Task goal> Please copy all the lines that follow, word for word.

Provided records>
■ ■ ■

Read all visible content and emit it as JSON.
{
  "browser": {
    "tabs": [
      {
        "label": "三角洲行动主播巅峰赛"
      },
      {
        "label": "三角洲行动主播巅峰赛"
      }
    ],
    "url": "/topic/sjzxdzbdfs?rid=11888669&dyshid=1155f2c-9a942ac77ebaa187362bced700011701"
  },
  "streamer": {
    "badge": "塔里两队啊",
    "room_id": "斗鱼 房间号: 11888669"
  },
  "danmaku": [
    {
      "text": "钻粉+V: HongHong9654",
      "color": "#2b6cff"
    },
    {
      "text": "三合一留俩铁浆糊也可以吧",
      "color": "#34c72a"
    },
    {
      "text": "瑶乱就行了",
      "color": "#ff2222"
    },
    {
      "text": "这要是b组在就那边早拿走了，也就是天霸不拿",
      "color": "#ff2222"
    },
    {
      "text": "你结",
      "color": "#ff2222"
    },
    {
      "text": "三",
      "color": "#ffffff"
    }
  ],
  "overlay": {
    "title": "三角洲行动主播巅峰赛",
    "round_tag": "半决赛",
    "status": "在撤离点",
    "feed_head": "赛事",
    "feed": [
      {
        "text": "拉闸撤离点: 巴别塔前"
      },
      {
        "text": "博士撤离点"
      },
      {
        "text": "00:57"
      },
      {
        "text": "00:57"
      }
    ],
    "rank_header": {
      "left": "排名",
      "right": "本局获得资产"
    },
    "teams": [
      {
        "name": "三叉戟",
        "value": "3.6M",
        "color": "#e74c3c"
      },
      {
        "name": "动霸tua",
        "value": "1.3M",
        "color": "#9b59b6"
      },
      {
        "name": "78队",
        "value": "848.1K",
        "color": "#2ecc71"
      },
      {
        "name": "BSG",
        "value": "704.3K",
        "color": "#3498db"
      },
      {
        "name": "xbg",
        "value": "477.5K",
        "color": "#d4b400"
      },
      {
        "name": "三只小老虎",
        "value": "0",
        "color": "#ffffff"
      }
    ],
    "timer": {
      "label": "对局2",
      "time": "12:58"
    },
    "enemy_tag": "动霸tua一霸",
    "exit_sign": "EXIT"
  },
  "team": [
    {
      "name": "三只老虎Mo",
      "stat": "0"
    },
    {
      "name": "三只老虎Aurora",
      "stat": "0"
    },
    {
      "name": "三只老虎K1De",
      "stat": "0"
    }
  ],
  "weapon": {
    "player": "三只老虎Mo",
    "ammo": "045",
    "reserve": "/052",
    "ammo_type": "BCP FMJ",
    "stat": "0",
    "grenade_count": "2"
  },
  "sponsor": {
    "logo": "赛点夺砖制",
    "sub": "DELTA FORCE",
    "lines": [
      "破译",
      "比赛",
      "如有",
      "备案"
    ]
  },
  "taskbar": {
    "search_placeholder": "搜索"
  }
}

■ ■ ■

Result of the exercise>
Read all visible content and emit it as JSON.
{
  "browser": {
    "tabs": [
      {
        "label": "三角洲行动主播巅峰赛"
      },
      {
        "label": "三角洲行动主播巅峰赛"
      }
    ],
    "url": "/topic/sjzxdzbdfs?rid=11888669&dyshid=1155f2c-9a942ac77ebaa187362bced700011701"
  },
  "streamer": {
    "badge": "塔里两队啊",
    "room_id": "斗鱼 房间号: 11888669"
  },
  "danmaku": [
    {
      "text": "钻粉+V: HongHong9654",
      "color": "#2b6cff"
    },
    {
      "text": "三合一留俩铁浆糊也可以吧",
      "color": "#34c72a"
    },
    {
      "text": "瑶乱就行了",
      "color": "#ff2222"
    },
    {
      "text": "这要是b组在就那边早拿走了，也就是天霸不拿",
      "color": "#ff2222"
    },
    {
      "text": "你结",
      "color": "#ff2222"
    },
    {
      "text": "三",
      "color": "#ffffff"
    }
  ],
  "overlay": {
    "title": "三角洲行动主播巅峰赛",
    "round_tag": "半决赛",
    "status": "在撤离点",
    "feed_head": "赛事",
    "feed": [
      {
        "text": "拉闸撤离点: 巴别塔前"
      },
      {
        "text": "博士撤离点"
      },
      {
        "text": "00:57"
      },
      {
        "text": "00:57"
      }
    ],
    "rank_header": {
      "left": "排名",
      "right": "本局获得资产"
    },
    "teams": [
      {
        "name": "三叉戟",
        "value": "3.6M",
        "color": "#e74c3c"
      },
      {
        "name": "动霸tua",
        "value": "1.3M",
        "color": "#9b59b6"
      },
      {
        "name": "78队",
        "value": "848.1K",
        "color": "#2ecc71"
      },
      {
        "name": "BSG",
        "value": "704.3K",
        "color": "#3498db"
      },
      {
        "name": "xbg",
        "value": "477.5K",
        "color": "#d4b400"
      },
      {
        "name": "三只小老虎",
        "value": "0",
        "color": "#ffffff"
      }
    ],
    "timer": {
      "label": "对局2",
      "time": "12:58"
    },
    "enemy_tag": "动霸tua一霸",
    "exit_sign": "EXIT"
  },
  "team": [
    {
      "name": "三只老虎Mo",
      "stat": "0"
    },
    {
      "name": "三只老虎Aurora",
      "stat": "0"
    },
    {
      "name": "三只老虎K1De",
      "stat": "0"
    }
  ],
  "weapon": {
    "player": "三只老虎Mo",
    "ammo": "045",
    "reserve": "/052",
    "ammo_type": "BCP FMJ",
    "stat": "0",
    "grenade_count": "2"
  },
  "sponsor": {
    "logo": "赛点夺砖制",
    "sub": "DELTA FORCE",
    "lines": [
      "破译",
      "比赛",
      "如有",
      "备案"
    ]
  },
  "taskbar": {
    "search_placeholder": "搜索"
  }
}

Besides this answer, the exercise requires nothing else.